| Given problem |
Look below. Copy each line that has "this" in it.

──────── Listed entries ────────

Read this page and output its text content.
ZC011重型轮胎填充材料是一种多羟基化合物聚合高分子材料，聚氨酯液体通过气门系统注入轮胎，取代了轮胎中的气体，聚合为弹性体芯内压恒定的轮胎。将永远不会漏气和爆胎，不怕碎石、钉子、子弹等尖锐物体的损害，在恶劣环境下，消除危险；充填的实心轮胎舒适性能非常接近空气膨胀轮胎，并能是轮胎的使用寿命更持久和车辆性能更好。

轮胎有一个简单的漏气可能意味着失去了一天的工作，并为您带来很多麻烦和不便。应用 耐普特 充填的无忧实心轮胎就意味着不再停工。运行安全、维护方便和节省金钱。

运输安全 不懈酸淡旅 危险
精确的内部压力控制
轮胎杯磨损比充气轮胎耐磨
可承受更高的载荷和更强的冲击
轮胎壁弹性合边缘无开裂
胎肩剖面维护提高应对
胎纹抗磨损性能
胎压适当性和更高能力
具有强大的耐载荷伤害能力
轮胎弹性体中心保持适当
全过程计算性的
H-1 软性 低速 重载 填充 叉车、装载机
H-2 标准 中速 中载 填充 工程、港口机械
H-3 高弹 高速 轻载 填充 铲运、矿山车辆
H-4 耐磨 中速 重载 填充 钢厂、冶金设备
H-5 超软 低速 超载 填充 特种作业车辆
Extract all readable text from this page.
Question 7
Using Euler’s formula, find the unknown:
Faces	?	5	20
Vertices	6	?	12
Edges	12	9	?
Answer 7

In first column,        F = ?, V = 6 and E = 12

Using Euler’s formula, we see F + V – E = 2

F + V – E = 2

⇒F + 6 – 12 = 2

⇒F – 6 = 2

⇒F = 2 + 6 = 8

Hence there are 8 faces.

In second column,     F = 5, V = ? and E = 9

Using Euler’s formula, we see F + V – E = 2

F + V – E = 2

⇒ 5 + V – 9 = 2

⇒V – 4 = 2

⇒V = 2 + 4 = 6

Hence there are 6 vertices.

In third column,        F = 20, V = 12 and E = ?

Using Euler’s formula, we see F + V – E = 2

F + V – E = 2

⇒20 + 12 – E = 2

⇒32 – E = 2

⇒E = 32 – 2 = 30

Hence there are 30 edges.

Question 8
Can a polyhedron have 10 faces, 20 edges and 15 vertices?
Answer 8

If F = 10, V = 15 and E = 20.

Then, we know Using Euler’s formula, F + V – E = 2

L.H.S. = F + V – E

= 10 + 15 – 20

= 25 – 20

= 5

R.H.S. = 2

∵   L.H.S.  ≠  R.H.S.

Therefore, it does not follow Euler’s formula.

────────

| Solved exercise |
Read this page and output its text content.
Extract all readable text from this page.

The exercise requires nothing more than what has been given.